Work to do: Transcribe every line of the listing below without any deviation.
◇ ◇ ◇
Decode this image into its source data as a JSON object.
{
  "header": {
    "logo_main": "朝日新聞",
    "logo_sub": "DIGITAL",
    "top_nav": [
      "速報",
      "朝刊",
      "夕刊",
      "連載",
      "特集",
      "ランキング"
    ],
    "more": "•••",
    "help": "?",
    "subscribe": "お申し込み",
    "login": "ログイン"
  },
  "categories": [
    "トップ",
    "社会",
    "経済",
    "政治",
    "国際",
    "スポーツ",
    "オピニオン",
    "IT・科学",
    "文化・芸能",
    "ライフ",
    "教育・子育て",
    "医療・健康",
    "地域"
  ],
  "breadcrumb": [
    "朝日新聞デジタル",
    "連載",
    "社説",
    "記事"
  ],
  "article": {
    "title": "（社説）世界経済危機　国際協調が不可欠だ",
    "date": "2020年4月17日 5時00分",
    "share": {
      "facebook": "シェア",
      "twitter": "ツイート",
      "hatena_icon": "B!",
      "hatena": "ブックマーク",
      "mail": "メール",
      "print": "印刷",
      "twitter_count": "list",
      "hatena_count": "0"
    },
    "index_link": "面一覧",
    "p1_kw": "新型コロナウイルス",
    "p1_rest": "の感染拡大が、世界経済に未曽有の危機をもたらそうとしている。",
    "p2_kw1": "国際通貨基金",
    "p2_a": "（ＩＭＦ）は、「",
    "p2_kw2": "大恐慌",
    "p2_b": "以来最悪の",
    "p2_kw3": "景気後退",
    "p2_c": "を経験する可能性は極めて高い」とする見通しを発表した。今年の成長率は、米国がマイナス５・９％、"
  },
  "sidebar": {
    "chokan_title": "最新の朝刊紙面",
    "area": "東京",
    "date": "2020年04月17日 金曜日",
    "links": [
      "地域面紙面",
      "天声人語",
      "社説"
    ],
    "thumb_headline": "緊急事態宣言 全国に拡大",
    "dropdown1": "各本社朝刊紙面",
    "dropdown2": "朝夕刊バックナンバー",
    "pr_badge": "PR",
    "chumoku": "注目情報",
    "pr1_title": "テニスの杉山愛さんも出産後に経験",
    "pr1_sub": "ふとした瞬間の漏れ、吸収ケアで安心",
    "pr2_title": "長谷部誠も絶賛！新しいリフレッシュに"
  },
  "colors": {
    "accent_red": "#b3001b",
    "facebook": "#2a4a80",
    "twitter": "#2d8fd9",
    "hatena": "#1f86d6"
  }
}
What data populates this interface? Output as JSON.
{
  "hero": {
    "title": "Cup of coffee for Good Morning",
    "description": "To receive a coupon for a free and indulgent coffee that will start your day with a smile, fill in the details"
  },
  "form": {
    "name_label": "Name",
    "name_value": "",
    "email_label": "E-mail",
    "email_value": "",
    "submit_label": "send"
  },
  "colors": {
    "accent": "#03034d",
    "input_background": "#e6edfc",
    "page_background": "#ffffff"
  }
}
◇ ◇ ◇
Response to the exercise:
Decode this image into its source data as a JSON object.
{
  "header": {
    "logo_main": "朝日新聞",
    "logo_sub": "DIGITAL",
    "top_nav": [
      "速報",
      "朝刊",
      "夕刊",
      "連載",
      "特集",
      "ランキング"
    ],
    "more": "•••",
    "help": "?",
    "subscribe": "お申し込み",
    "login": "ログイン"
  },
  "categories": [
    "トップ",
    "社会",
    "経済",
    "政治",
    "国際",
    "スポーツ",
    "オピニオン",
    "IT・科学",
    "文化・芸能",
    "ライフ",
    "教育・子育て",
    "医療・健康",
    "地域"
  ],
  "breadcrumb": [
    "朝日新聞デジタル",
    "連載",
    "社説",
    "記事"
  ],
  "article": {
    "title": "（社説）世界経済危機　国際協調が不可欠だ",
    "date": "2020年4月17日 5時00分",
    "share": {
      "facebook": "シェア",
      "twitter": "ツイート",
      "hatena_icon": "B!",
      "hatena": "ブックマーク",
      "mail": "メール",
      "print": "印刷",
      "twitter_count": "list",
      "hatena_count": "0"
    },
    "index_link": "面一覧",
    "p1_kw": "新型コロナウイルス",
    "p1_rest": "の感染拡大が、世界経済に未曽有の危機をもたらそうとしている。",
    "p2_kw1": "国際通貨基金",
    "p2_a": "（ＩＭＦ）は、「",
    "p2_kw2": "大恐慌",
    "p2_b": "以来最悪の",
    "p2_kw3": "景気後退",
    "p2_c": "を経験する可能性は極めて高い」とする見通しを発表した。今年の成長率は、米国がマイナス５・９％、"
  },
  "sidebar": {
    "chokan_title": "最新の朝刊紙面",
    "area": "東京",
    "date": "2020年04月17日 金曜日",
    "links": [
      "地域面紙面",
      "天声人語",
      "社説"
    ],
    "thumb_headline": "緊急事態宣言 全国に拡大",
    "dropdown1": "各本社朝刊紙面",
    "dropdown2": "朝夕刊バックナンバー",
    "pr_badge": "PR",
    "chumoku": "注目情報",
    "pr1_title": "テニスの杉山愛さんも出産後に経験",
    "pr1_sub": "ふとした瞬間の漏れ、吸収ケアで安心",
    "pr2_title": "長谷部誠も絶賛！新しいリフレッシュに"
  },
  "colors": {
    "accent_red": "#b3001b",
    "facebook": "#2a4a80",
    "twitter": "#2d8fd9",
    "hatena": "#1f86d6"
  }
}
What data populates this interface? Output as JSON.
{
  "hero": {
    "title": "Cup of coffee for Good Morning",
    "description": "To receive a coupon for a free and indulgent coffee that will start your day with a smile, fill in the details"
  },
  "form": {
    "name_label": "Name",
    "name_value": "",
    "email_label": "E-mail",
    "email_value": "",
    "submit_label": "send"
  },
  "colors": {
    "accent": "#03034d",
    "input_background": "#e6edfc",
    "page_background": "#ffffff"
  }
}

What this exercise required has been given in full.